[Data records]

************

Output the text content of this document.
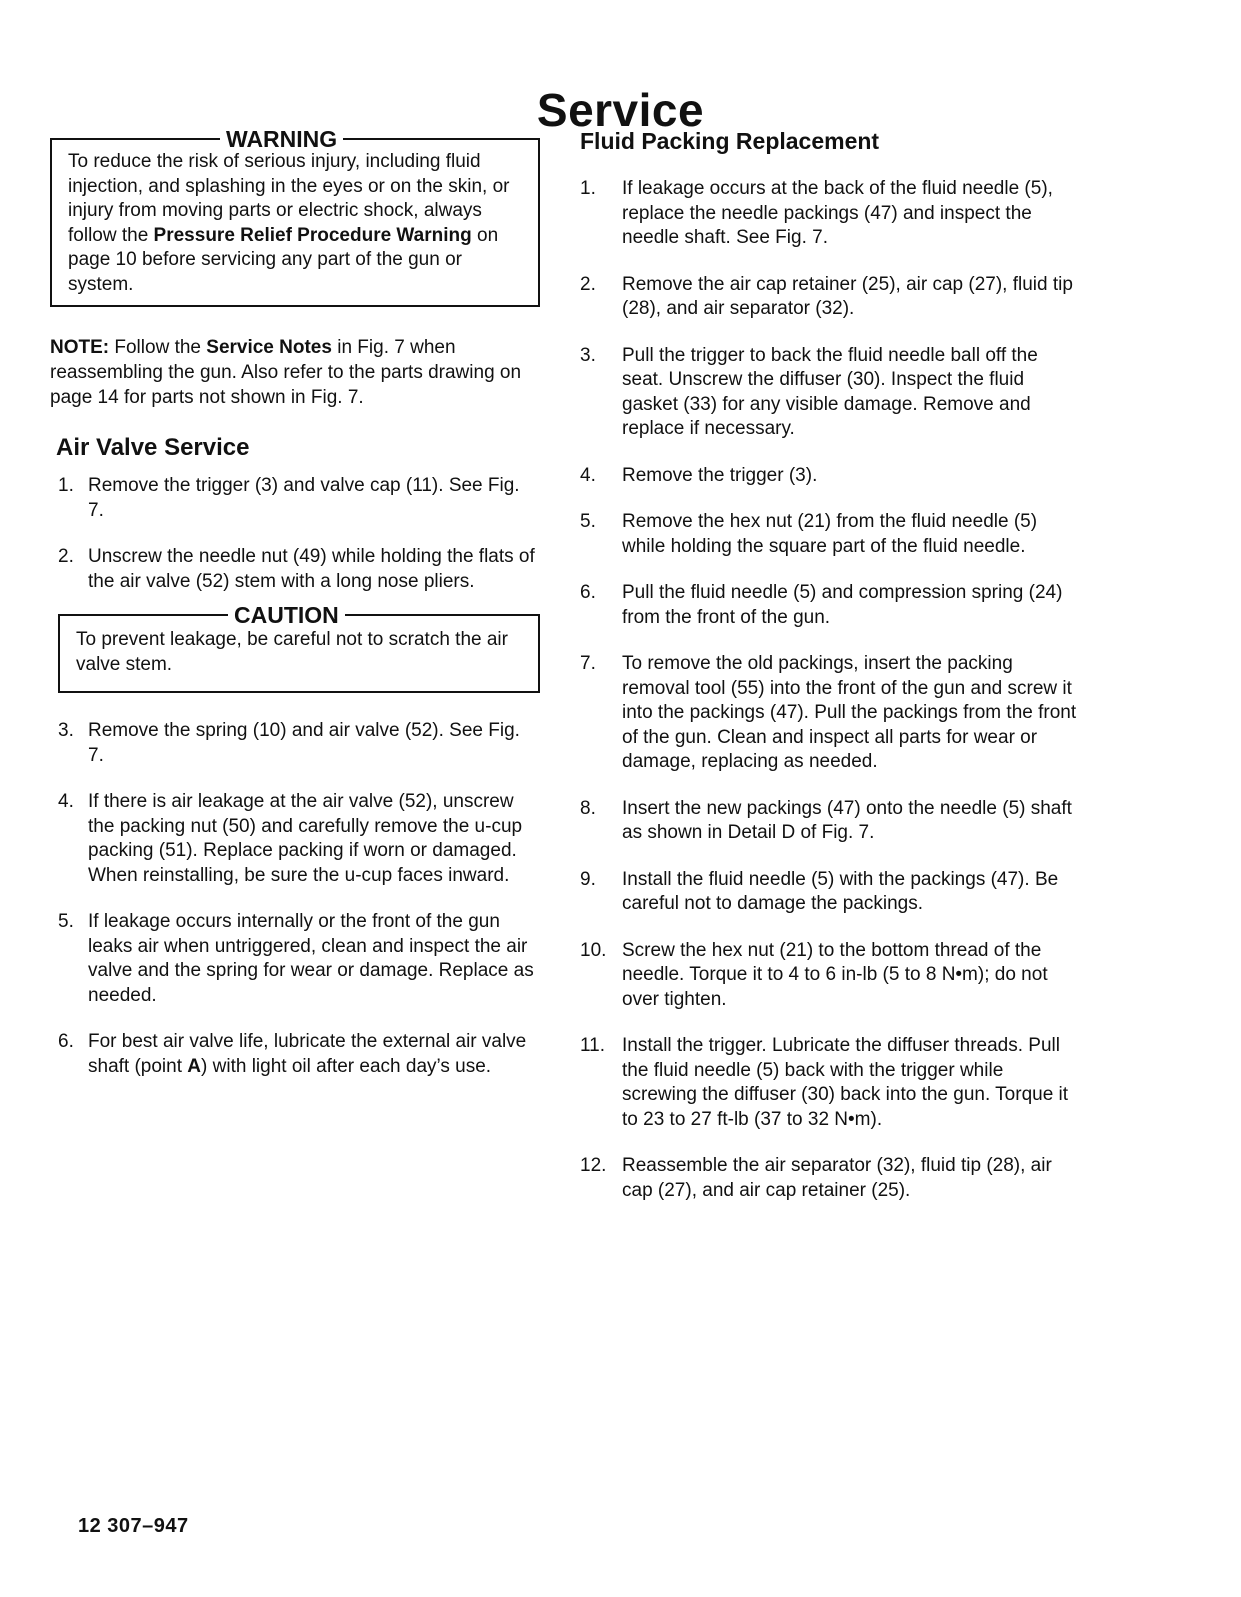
Service
WARNING
To reduce the risk of serious injury, including fluid injection, and splashing in the eyes or on the skin, or injury from moving parts or electric shock, always follow the Pressure Relief Procedure Warning on page 10 before servicing any part of the gun or system.

NOTE: Follow the Service Notes in Fig. 7 when reassembling the gun. Also refer to the parts drawing on page 14 for parts not shown in Fig. 7.

Air Valve Service
1. Remove the trigger (3) and valve cap (11). See Fig. 7.
2. Unscrew the needle nut (49) while holding the flats of the air valve (52) stem with a long nose pliers.
CAUTION
To prevent leakage, be careful not to scratch the air valve stem.
3. Remove the spring (10) and air valve (52). See Fig. 7.
4. If there is air leakage at the air valve (52), unscrew the packing nut (50) and carefully remove the u-cup packing (51). Replace packing if worn or damaged. When reinstalling, be sure the u-cup faces inward.
5. If leakage occurs internally or the front of the gun leaks air when untriggered, clean and inspect the air valve and the spring for wear or damage. Replace as needed.
6. For best air valve life, lubricate the external air valve shaft (point A) with light oil after each day’s use.
Fluid Packing Replacement
1.	If leakage occurs at the back of the fluid needle (5), replace the needle packings (47) and inspect the needle shaft. See Fig. 7.
2.	Remove the air cap retainer (25), air cap (27), fluid tip (28), and air separator (32).
3.	Pull the trigger to back the fluid needle ball off the seat. Unscrew the diffuser (30). Inspect the fluid gasket (33) for any visible damage. Remove and replace if necessary.
4.	Remove the trigger (3).
5.	Remove the hex nut (21) from the fluid needle (5) while holding the square part of the fluid needle.
6.	Pull the fluid needle (5) and compression spring (24) from the front of the gun.
7.	To remove the old packings, insert the packing removal tool (55) into the front of the gun and screw it into the packings (47). Pull the packings from the front of the gun. Clean and inspect all parts for wear or damage, replacing as needed.
8.	Insert the new packings (47) onto the needle (5) shaft as shown in Detail D of Fig. 7.
9.	Install the fluid needle (5) with the packings (47). Be careful not to damage the packings.
10. Screw the hex nut (21) to the bottom thread of the needle. Torque it to 4 to 6 in-lb (5 to 8 N•m); do not over tighten.
11. Install the trigger. Lubricate the diffuser threads. Pull the fluid needle (5) back with the trigger while screwing the diffuser (30) back into the gun. Torque it to 23 to 27 ft-lb (37 to 32 N•m).
12. Reassemble the air separator (32), fluid tip (28), air cap (27), and air cap retainer (25).
12 307–947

************

- TO BE DONE:
Quote the records in their entirety, keeping the wording exact and excluding pictures.

- TASK RESPONSE:
Output the text content of this document.
Service
WARNING
To reduce the risk of serious injury, including fluid injection, and splashing in the eyes or on the skin, or injury from moving parts or electric shock, always follow the Pressure Relief Procedure Warning on page 10 before servicing any part of the gun or system.

NOTE: Follow the Service Notes in Fig. 7 when reassembling the gun. Also refer to the parts drawing on page 14 for parts not shown in Fig. 7.

Air Valve Service
1. Remove the trigger (3) and valve cap (11). See Fig. 7.
2. Unscrew the needle nut (49) while holding the flats of the air valve (52) stem with a long nose pliers.
CAUTION
To prevent leakage, be careful not to scratch the air valve stem.
3. Remove the spring (10) and air valve (52). See Fig. 7.
4. If there is air leakage at the air valve (52), unscrew the packing nut (50) and carefully remove the u-cup packing (51). Replace packing if worn or damaged. When reinstalling, be sure the u-cup faces inward.
5. If leakage occurs internally or the front of the gun leaks air when untriggered, clean and inspect the air valve and the spring for wear or damage. Replace as needed.
6. For best air valve life, lubricate the external air valve shaft (point A) with light oil after each day’s use.
Fluid Packing Replacement
1.	If leakage occurs at the back of the fluid needle (5), replace the needle packings (47) and inspect the needle shaft. See Fig. 7.
2.	Remove the air cap retainer (25), air cap (27), fluid tip (28), and air separator (32).
3.	Pull the trigger to back the fluid needle ball off the seat. Unscrew the diffuser (30). Inspect the fluid gasket (33) for any visible damage. Remove and replace if necessary.
4.	Remove the trigger (3).
5.	Remove the hex nut (21) from the fluid needle (5) while holding the square part of the fluid needle.
6.	Pull the fluid needle (5) and compression spring (24) from the front of the gun.
7.	To remove the old packings, insert the packing removal tool (55) into the front of the gun and screw it into the packings (47). Pull the packings from the front of the gun. Clean and inspect all parts for wear or damage, replacing as needed.
8.	Insert the new packings (47) onto the needle (5) shaft as shown in Detail D of Fig. 7.
9.	Install the fluid needle (5) with the packings (47). Be careful not to damage the packings.
10. Screw the hex nut (21) to the bottom thread of the needle. Torque it to 4 to 6 in-lb (5 to 8 N•m); do not over tighten.
11. Install the trigger. Lubricate the diffuser threads. Pull the fluid needle (5) back with the trigger while screwing the diffuser (30) back into the gun. Torque it to 23 to 27 ft-lb (37 to 32 N•m).
12. Reassemble the air separator (32), fluid tip (28), air cap (27), and air cap retainer (25).
12 307–947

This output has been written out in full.